Saved data entries:
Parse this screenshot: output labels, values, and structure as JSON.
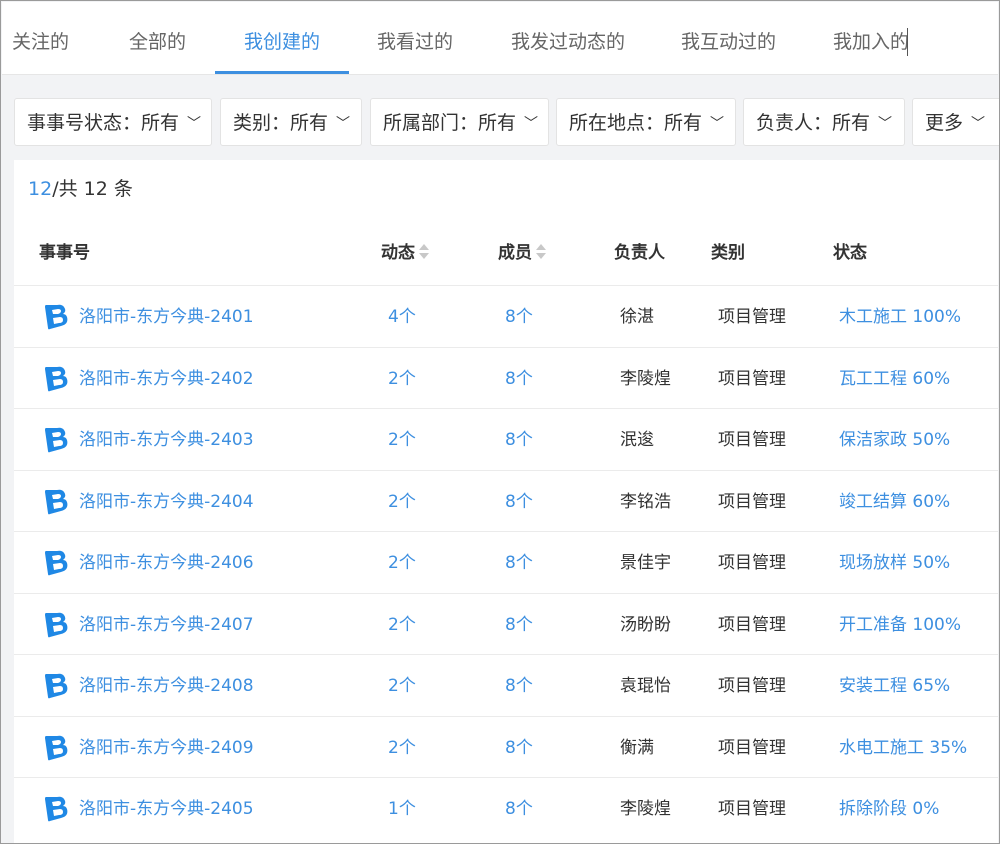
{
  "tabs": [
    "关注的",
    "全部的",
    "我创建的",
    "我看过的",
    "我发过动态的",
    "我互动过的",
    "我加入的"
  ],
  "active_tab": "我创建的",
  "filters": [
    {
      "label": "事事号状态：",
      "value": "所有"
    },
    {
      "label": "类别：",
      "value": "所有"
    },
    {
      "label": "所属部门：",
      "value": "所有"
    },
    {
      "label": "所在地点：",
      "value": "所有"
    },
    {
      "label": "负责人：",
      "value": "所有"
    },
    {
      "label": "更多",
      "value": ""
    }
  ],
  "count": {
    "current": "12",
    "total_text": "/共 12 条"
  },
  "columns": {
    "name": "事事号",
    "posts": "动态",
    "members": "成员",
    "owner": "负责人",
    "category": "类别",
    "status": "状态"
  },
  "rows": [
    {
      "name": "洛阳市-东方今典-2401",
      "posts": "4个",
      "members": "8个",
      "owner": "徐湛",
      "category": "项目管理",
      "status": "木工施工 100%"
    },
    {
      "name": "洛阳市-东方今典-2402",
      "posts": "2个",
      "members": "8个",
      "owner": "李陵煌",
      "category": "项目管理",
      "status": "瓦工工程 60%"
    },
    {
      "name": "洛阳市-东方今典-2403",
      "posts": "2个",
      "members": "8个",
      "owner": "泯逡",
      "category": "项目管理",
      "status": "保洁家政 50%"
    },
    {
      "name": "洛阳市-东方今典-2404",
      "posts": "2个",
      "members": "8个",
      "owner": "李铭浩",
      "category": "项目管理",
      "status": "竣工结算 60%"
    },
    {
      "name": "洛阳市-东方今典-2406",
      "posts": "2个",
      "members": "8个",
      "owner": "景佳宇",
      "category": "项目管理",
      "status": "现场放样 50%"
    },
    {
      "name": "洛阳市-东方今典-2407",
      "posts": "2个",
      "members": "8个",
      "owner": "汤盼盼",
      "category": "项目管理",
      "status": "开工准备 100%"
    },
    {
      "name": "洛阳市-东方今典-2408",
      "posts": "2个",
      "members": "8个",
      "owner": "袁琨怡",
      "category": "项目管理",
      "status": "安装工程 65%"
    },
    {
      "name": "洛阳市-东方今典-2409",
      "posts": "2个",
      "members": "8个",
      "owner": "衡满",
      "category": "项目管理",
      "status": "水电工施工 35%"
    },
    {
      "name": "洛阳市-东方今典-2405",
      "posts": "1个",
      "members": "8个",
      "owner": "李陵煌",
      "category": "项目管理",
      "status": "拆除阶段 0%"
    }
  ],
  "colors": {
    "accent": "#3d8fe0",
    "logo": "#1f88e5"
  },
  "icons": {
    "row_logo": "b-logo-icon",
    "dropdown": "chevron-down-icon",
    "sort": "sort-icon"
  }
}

→ EXERCISE
Reproduce the records verbatim, omitting all images they contain.

→ EXPECTED ANSWER
Parse this screenshot: output labels, values, and structure as JSON.
{
  "tabs": [
    "关注的",
    "全部的",
    "我创建的",
    "我看过的",
    "我发过动态的",
    "我互动过的",
    "我加入的"
  ],
  "active_tab": "我创建的",
  "filters": [
    {
      "label": "事事号状态：",
      "value": "所有"
    },
    {
      "label": "类别：",
      "value": "所有"
    },
    {
      "label": "所属部门：",
      "value": "所有"
    },
    {
      "label": "所在地点：",
      "value": "所有"
    },
    {
      "label": "负责人：",
      "value": "所有"
    },
    {
      "label": "更多",
      "value": ""
    }
  ],
  "count": {
    "current": "12",
    "total_text": "/共 12 条"
  },
  "columns": {
    "name": "事事号",
    "posts": "动态",
    "members": "成员",
    "owner": "负责人",
    "category": "类别",
    "status": "状态"
  },
  "rows": [
    {
      "name": "洛阳市-东方今典-2401",
      "posts": "4个",
      "members": "8个",
      "owner": "徐湛",
      "category": "项目管理",
      "status": "木工施工 100%"
    },
    {
      "name": "洛阳市-东方今典-2402",
      "posts": "2个",
      "members": "8个",
      "owner": "李陵煌",
      "category": "项目管理",
      "status": "瓦工工程 60%"
    },
    {
      "name": "洛阳市-东方今典-2403",
      "posts": "2个",
      "members": "8个",
      "owner": "泯逡",
      "category": "项目管理",
      "status": "保洁家政 50%"
    },
    {
      "name": "洛阳市-东方今典-2404",
      "posts": "2个",
      "members": "8个",
      "owner": "李铭浩",
      "category": "项目管理",
      "status": "竣工结算 60%"
    },
    {
      "name": "洛阳市-东方今典-2406",
      "posts": "2个",
      "members": "8个",
      "owner": "景佳宇",
      "category": "项目管理",
      "status": "现场放样 50%"
    },
    {
      "name": "洛阳市-东方今典-2407",
      "posts": "2个",
      "members": "8个",
      "owner": "汤盼盼",
      "category": "项目管理",
      "status": "开工准备 100%"
    },
    {
      "name": "洛阳市-东方今典-2408",
      "posts": "2个",
      "members": "8个",
      "owner": "袁琨怡",
      "category": "项目管理",
      "status": "安装工程 65%"
    },
    {
      "name": "洛阳市-东方今典-2409",
      "posts": "2个",
      "members": "8个",
      "owner": "衡满",
      "category": "项目管理",
      "status": "水电工施工 35%"
    },
    {
      "name": "洛阳市-东方今典-2405",
      "posts": "1个",
      "members": "8个",
      "owner": "李陵煌",
      "category": "项目管理",
      "status": "拆除阶段 0%"
    }
  ],
  "colors": {
    "accent": "#3d8fe0",
    "logo": "#1f88e5"
  },
  "icons": {
    "row_logo": "b-logo-icon",
    "dropdown": "chevron-down-icon",
    "sort": "sort-icon"
  }
}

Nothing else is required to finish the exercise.